Set exercise: Reproduce the listing below without changes, except that pictures are left out.

Data for this exercise:
════
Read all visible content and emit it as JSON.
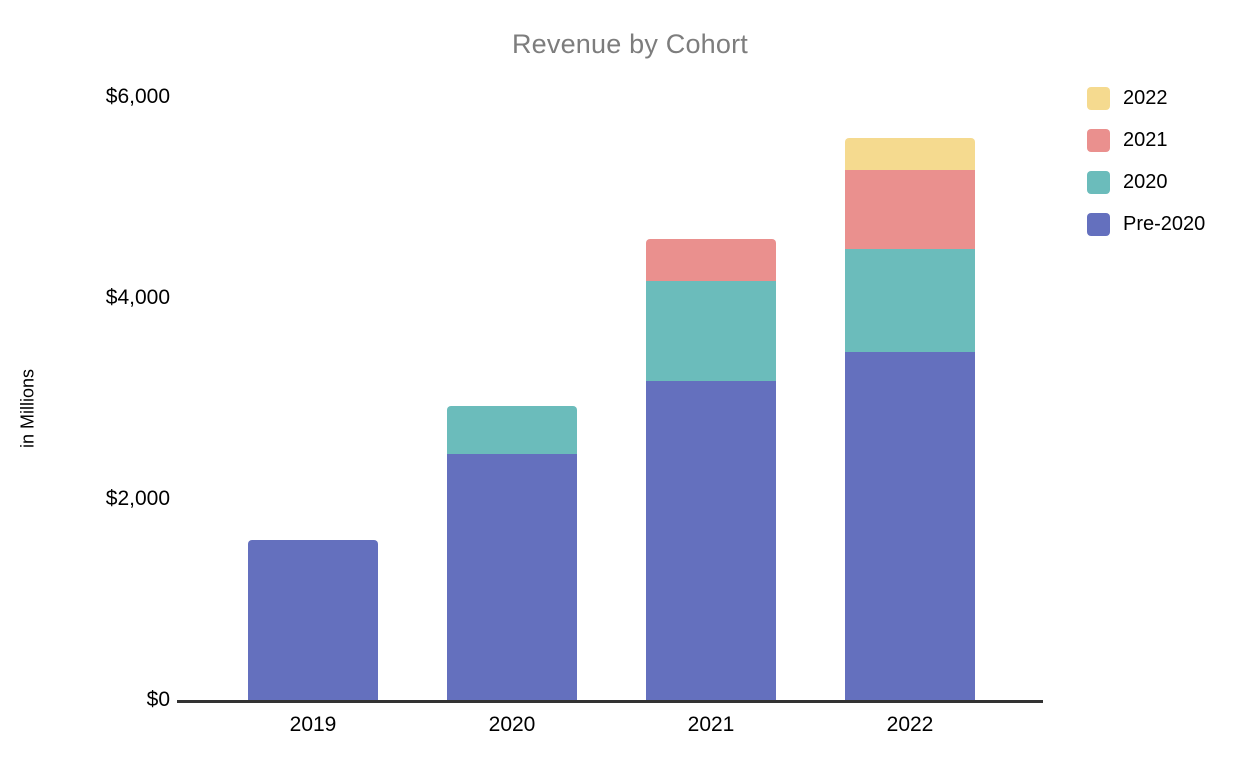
{
  "chart": {
    "background": "#ffffff",
    "title_color": "#7d7d7d",
    "axis_line_color": "#333333",
    "text_color": "#000000"
  },
  "chart_data": {
    "type": "bar",
    "stacked": true,
    "title": "Revenue by Cohort",
    "xlabel": "",
    "ylabel": "in Millions",
    "categories": [
      "2019",
      "2020",
      "2021",
      "2022"
    ],
    "series": [
      {
        "name": "Pre-2020",
        "color": "#6470BE",
        "values": [
          1590,
          2450,
          3170,
          3460
        ]
      },
      {
        "name": "2020",
        "color": "#6BBCBB",
        "values": [
          0,
          480,
          1000,
          1030
        ]
      },
      {
        "name": "2021",
        "color": "#EA908E",
        "values": [
          0,
          0,
          420,
          780
        ]
      },
      {
        "name": "2022",
        "color": "#F5DA8F",
        "values": [
          0,
          0,
          0,
          320
        ]
      }
    ],
    "totals": [
      1590,
      2930,
      4590,
      5590
    ],
    "ylim": [
      0,
      6000
    ],
    "y_ticks": [
      {
        "value": 0,
        "label": "$0"
      },
      {
        "value": 2000,
        "label": "$2,000"
      },
      {
        "value": 4000,
        "label": "$4,000"
      },
      {
        "value": 6000,
        "label": "$6,000"
      }
    ],
    "grid": false,
    "legend": {
      "position": "top-right",
      "entries": [
        "2022",
        "2021",
        "2020",
        "Pre-2020"
      ]
    }
  }
}
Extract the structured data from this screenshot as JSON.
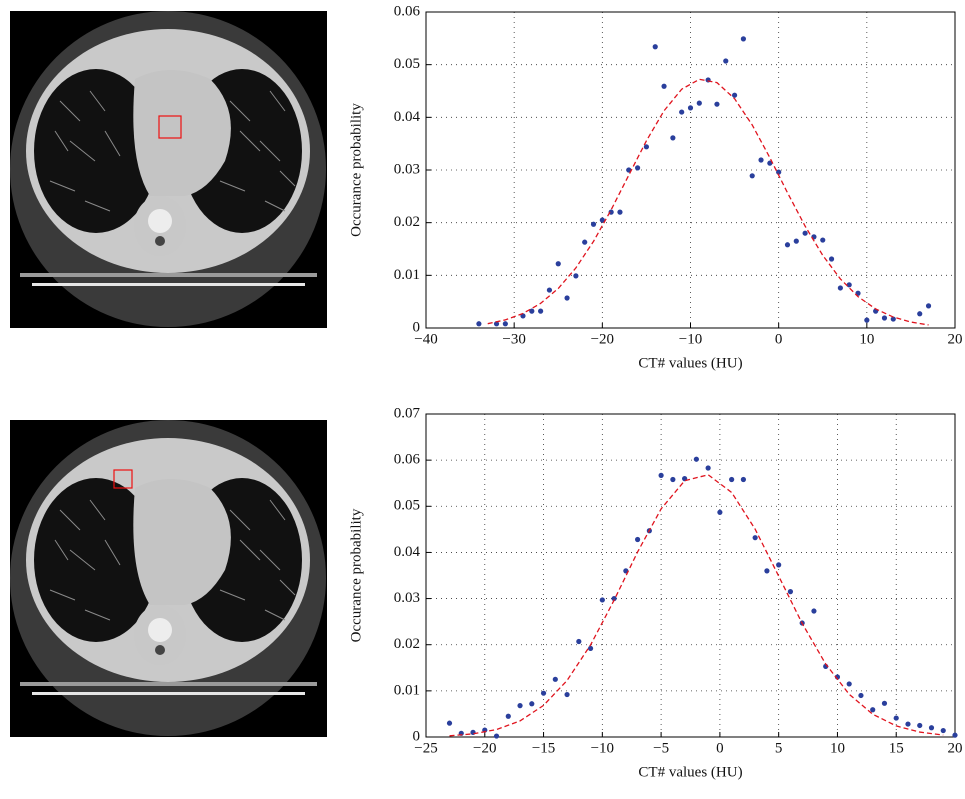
{
  "chart_data": [
    {
      "type": "scatter",
      "xlabel": "CT# values (HU)",
      "ylabel": "Occurance probability",
      "xlim": [
        -40,
        20
      ],
      "xticks": [
        {
          "value": -40,
          "label": "−40"
        },
        {
          "value": -30,
          "label": "−30"
        },
        {
          "value": -20,
          "label": "−20"
        },
        {
          "value": -10,
          "label": "−10"
        },
        0,
        10,
        20
      ],
      "ylim": [
        0,
        0.06
      ],
      "yticks": [
        0,
        0.01,
        0.02,
        0.03,
        0.04,
        0.05,
        0.06
      ],
      "grid": true,
      "series": [
        {
          "type": "scatter",
          "color": "#2a3f9c",
          "x": [
            -34,
            -32,
            -31,
            -29,
            -28,
            -27,
            -26,
            -25,
            -24,
            -23,
            -22,
            -21,
            -20,
            -19,
            -18,
            -17,
            -16,
            -15,
            -14,
            -13,
            -12,
            -11,
            -10,
            -9,
            -8,
            -7,
            -6,
            -5,
            -4,
            -3,
            -2,
            -1,
            0,
            1,
            2,
            3,
            4,
            5,
            6,
            7,
            8,
            9,
            10,
            11,
            12,
            13,
            16,
            17
          ],
          "values": [
            0.0008,
            0.0008,
            0.0008,
            0.0023,
            0.0032,
            0.0032,
            0.0072,
            0.0122,
            0.0057,
            0.0099,
            0.0163,
            0.0197,
            0.0205,
            0.022,
            0.022,
            0.03,
            0.0304,
            0.0344,
            0.0534,
            0.0459,
            0.0361,
            0.041,
            0.0418,
            0.0427,
            0.0471,
            0.0425,
            0.0507,
            0.0442,
            0.0549,
            0.0289,
            0.0319,
            0.0313,
            0.0296,
            0.0158,
            0.0165,
            0.018,
            0.0173,
            0.0167,
            0.0131,
            0.0076,
            0.0082,
            0.0066,
            0.0015,
            0.0032,
            0.0019,
            0.0017,
            0.0027,
            0.0042
          ]
        },
        {
          "type": "line",
          "color": "#e0141e",
          "line_style": "dashed",
          "x": [
            -33,
            -31,
            -29,
            -27,
            -25,
            -23,
            -21,
            -19,
            -17,
            -15,
            -13,
            -11,
            -9,
            -7,
            -5,
            -3,
            -1,
            1,
            3,
            5,
            7,
            9,
            11,
            13,
            15,
            17
          ],
          "values": [
            0.00082,
            0.00154,
            0.00276,
            0.00468,
            0.0075,
            0.01141,
            0.01645,
            0.02244,
            0.02902,
            0.03555,
            0.04125,
            0.04534,
            0.04722,
            0.04659,
            0.04354,
            0.03855,
            0.03234,
            0.02569,
            0.01934,
            0.01379,
            0.00932,
            0.00596,
            0.00362,
            0.00208,
            0.00113,
            0.00058
          ]
        }
      ]
    },
    {
      "type": "scatter",
      "xlabel": "CT# values (HU)",
      "ylabel": "Occurance probability",
      "xlim": [
        -25,
        20
      ],
      "xticks": [
        {
          "value": -25,
          "label": "−25"
        },
        {
          "value": -20,
          "label": "−20"
        },
        {
          "value": -15,
          "label": "−15"
        },
        {
          "value": -10,
          "label": "−10"
        },
        {
          "value": -5,
          "label": "−5"
        },
        0,
        5,
        10,
        15,
        20
      ],
      "ylim": [
        0,
        0.07
      ],
      "yticks": [
        0,
        0.01,
        0.02,
        0.03,
        0.04,
        0.05,
        0.06,
        0.07
      ],
      "grid": true,
      "series": [
        {
          "type": "scatter",
          "color": "#2a3f9c",
          "x": [
            -23,
            -22,
            -21,
            -20,
            -19,
            -18,
            -17,
            -16,
            -15,
            -14,
            -13,
            -12,
            -11,
            -10,
            -9,
            -8,
            -7,
            -6,
            -5,
            -4,
            -3,
            -2,
            -1,
            0,
            1,
            2,
            3,
            4,
            5,
            6,
            7,
            8,
            9,
            10,
            11,
            12,
            13,
            14,
            15,
            16,
            17,
            18,
            19,
            20
          ],
          "values": [
            0.003,
            0.0008,
            0.001,
            0.0015,
            0.0002,
            0.0045,
            0.0068,
            0.0072,
            0.0095,
            0.0125,
            0.0092,
            0.0207,
            0.0192,
            0.0297,
            0.03,
            0.036,
            0.0428,
            0.0447,
            0.0567,
            0.0558,
            0.056,
            0.0602,
            0.0583,
            0.0487,
            0.0558,
            0.0558,
            0.0432,
            0.036,
            0.0373,
            0.0315,
            0.0247,
            0.0273,
            0.0153,
            0.013,
            0.0115,
            0.009,
            0.0059,
            0.0073,
            0.0041,
            0.0028,
            0.0025,
            0.002,
            0.0014,
            0.0004
          ]
        },
        {
          "type": "line",
          "color": "#e0141e",
          "line_style": "dashed",
          "x": [
            -23,
            -21,
            -19,
            -17,
            -15,
            -13,
            -11,
            -9,
            -7,
            -5,
            -3,
            -1,
            1,
            3,
            5,
            7,
            9,
            11,
            13,
            15,
            17,
            19
          ],
          "values": [
            0.00026,
            0.00068,
            0.00162,
            0.00349,
            0.00685,
            0.01225,
            0.01996,
            0.02964,
            0.0401,
            0.04944,
            0.05553,
            0.05683,
            0.053,
            0.04504,
            0.03487,
            0.02461,
            0.01582,
            0.00926,
            0.00494,
            0.0024,
            0.00107,
            0.00043
          ]
        }
      ]
    }
  ]
}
════
Written solution:
Read all visible content and emit it as JSON.
{
  "chart": {
    "background": "#ffffff",
    "title_color": "#7d7d7d",
    "axis_line_color": "#333333",
    "text_color": "#000000"
  },
  "chart_data": {
    "type": "bar",
    "stacked": true,
    "title": "Revenue by Cohort",
    "xlabel": "",
    "ylabel": "in Millions",
    "categories": [
      "2019",
      "2020",
      "2021",
      "2022"
    ],
    "series": [
      {
        "name": "Pre-2020",
        "color": "#6470BE",
        "values": [
          1590,
          2450,
          3170,
          3460
        ]
      },
      {
        "name": "2020",
        "color": "#6BBCBB",
        "values": [
          0,
          480,
          1000,
          1030
        ]
      },
      {
        "name": "2021",
        "color": "#EA908E",
        "values": [
          0,
          0,
          420,
          780
        ]
      },
      {
        "name": "2022",
        "color": "#F5DA8F",
        "values": [
          0,
          0,
          0,
          320
        ]
      }
    ],
    "totals": [
      1590,
      2930,
      4590,
      5590
    ],
    "ylim": [
      0,
      6000
    ],
    "y_ticks": [
      {
        "value": 0,
        "label": "$0"
      },
      {
        "value": 2000,
        "label": "$2,000"
      },
      {
        "value": 4000,
        "label": "$4,000"
      },
      {
        "value": 6000,
        "label": "$6,000"
      }
    ],
    "grid": false,
    "legend": {
      "position": "top-right",
      "entries": [
        "2022",
        "2021",
        "2020",
        "Pre-2020"
      ]
    }
  }
}
Extract the structured data from this screenshot as JSON.
{
  "chart_data": [
    {
      "type": "scatter",
      "xlabel": "CT# values (HU)",
      "ylabel": "Occurance probability",
      "xlim": [
        -40,
        20
      ],
      "xticks": [
        {
          "value": -40,
          "label": "−40"
        },
        {
          "value": -30,
          "label": "−30"
        },
        {
          "value": -20,
          "label": "−20"
        },
        {
          "value": -10,
          "label": "−10"
        },
        0,
        10,
        20
      ],
      "ylim": [
        0,
        0.06
      ],
      "yticks": [
        0,
        0.01,
        0.02,
        0.03,
        0.04,
        0.05,
        0.06
      ],
      "grid": true,
      "series": [
        {
          "type": "scatter",
          "color": "#2a3f9c",
          "x": [
            -34,
            -32,
            -31,
            -29,
            -28,
            -27,
            -26,
            -25,
            -24,
            -23,
            -22,
            -21,
            -20,
            -19,
            -18,
            -17,
            -16,
            -15,
            -14,
            -13,
            -12,
            -11,
            -10,
            -9,
            -8,
            -7,
            -6,
            -5,
            -4,
            -3,
            -2,
            -1,
            0,
            1,
            2,
            3,
            4,
            5,
            6,
            7,
            8,
            9,
            10,
            11,
            12,
            13,
            16,
            17
          ],
          "values": [
            0.0008,
            0.0008,
            0.0008,
            0.0023,
            0.0032,
            0.0032,
            0.0072,
            0.0122,
            0.0057,
            0.0099,
            0.0163,
            0.0197,
            0.0205,
            0.022,
            0.022,
            0.03,
            0.0304,
            0.0344,
            0.0534,
            0.0459,
            0.0361,
            0.041,
            0.0418,
            0.0427,
            0.0471,
            0.0425,
            0.0507,
            0.0442,
            0.0549,
            0.0289,
            0.0319,
            0.0313,
            0.0296,
            0.0158,
            0.0165,
            0.018,
            0.0173,
            0.0167,
            0.0131,
            0.0076,
            0.0082,
            0.0066,
            0.0015,
            0.0032,
            0.0019,
            0.0017,
            0.0027,
            0.0042
          ]
        },
        {
          "type": "line",
          "color": "#e0141e",
          "line_style": "dashed",
          "x": [
            -33,
            -31,
            -29,
            -27,
            -25,
            -23,
            -21,
            -19,
            -17,
            -15,
            -13,
            -11,
            -9,
            -7,
            -5,
            -3,
            -1,
            1,
            3,
            5,
            7,
            9,
            11,
            13,
            15,
            17
          ],
          "values": [
            0.00082,
            0.00154,
            0.00276,
            0.00468,
            0.0075,
            0.01141,
            0.01645,
            0.02244,
            0.02902,
            0.03555,
            0.04125,
            0.04534,
            0.04722,
            0.04659,
            0.04354,
            0.03855,
            0.03234,
            0.02569,
            0.01934,
            0.01379,
            0.00932,
            0.00596,
            0.00362,
            0.00208,
            0.00113,
            0.00058
          ]
        }
      ]
    },
    {
      "type": "scatter",
      "xlabel": "CT# values (HU)",
      "ylabel": "Occurance probability",
      "xlim": [
        -25,
        20
      ],
      "xticks": [
        {
          "value": -25,
          "label": "−25"
        },
        {
          "value": -20,
          "label": "−20"
        },
        {
          "value": -15,
          "label": "−15"
        },
        {
          "value": -10,
          "label": "−10"
        },
        {
          "value": -5,
          "label": "−5"
        },
        0,
        5,
        10,
        15,
        20
      ],
      "ylim": [
        0,
        0.07
      ],
      "yticks": [
        0,
        0.01,
        0.02,
        0.03,
        0.04,
        0.05,
        0.06,
        0.07
      ],
      "grid": true,
      "series": [
        {
          "type": "scatter",
          "color": "#2a3f9c",
          "x": [
            -23,
            -22,
            -21,
            -20,
            -19,
            -18,
            -17,
            -16,
            -15,
            -14,
            -13,
            -12,
            -11,
            -10,
            -9,
            -8,
            -7,
            -6,
            -5,
            -4,
            -3,
            -2,
            -1,
            0,
            1,
            2,
            3,
            4,
            5,
            6,
            7,
            8,
            9,
            10,
            11,
            12,
            13,
            14,
            15,
            16,
            17,
            18,
            19,
            20
          ],
          "values": [
            0.003,
            0.0008,
            0.001,
            0.0015,
            0.0002,
            0.0045,
            0.0068,
            0.0072,
            0.0095,
            0.0125,
            0.0092,
            0.0207,
            0.0192,
            0.0297,
            0.03,
            0.036,
            0.0428,
            0.0447,
            0.0567,
            0.0558,
            0.056,
            0.0602,
            0.0583,
            0.0487,
            0.0558,
            0.0558,
            0.0432,
            0.036,
            0.0373,
            0.0315,
            0.0247,
            0.0273,
            0.0153,
            0.013,
            0.0115,
            0.009,
            0.0059,
            0.0073,
            0.0041,
            0.0028,
            0.0025,
            0.002,
            0.0014,
            0.0004
          ]
        },
        {
          "type": "line",
          "color": "#e0141e",
          "line_style": "dashed",
          "x": [
            -23,
            -21,
            -19,
            -17,
            -15,
            -13,
            -11,
            -9,
            -7,
            -5,
            -3,
            -1,
            1,
            3,
            5,
            7,
            9,
            11,
            13,
            15,
            17,
            19
          ],
          "values": [
            0.00026,
            0.00068,
            0.00162,
            0.00349,
            0.00685,
            0.01225,
            0.01996,
            0.02964,
            0.0401,
            0.04944,
            0.05553,
            0.05683,
            0.053,
            0.04504,
            0.03487,
            0.02461,
            0.01582,
            0.00926,
            0.00494,
            0.0024,
            0.00107,
            0.00043
          ]
        }
      ]
    }
  ]
}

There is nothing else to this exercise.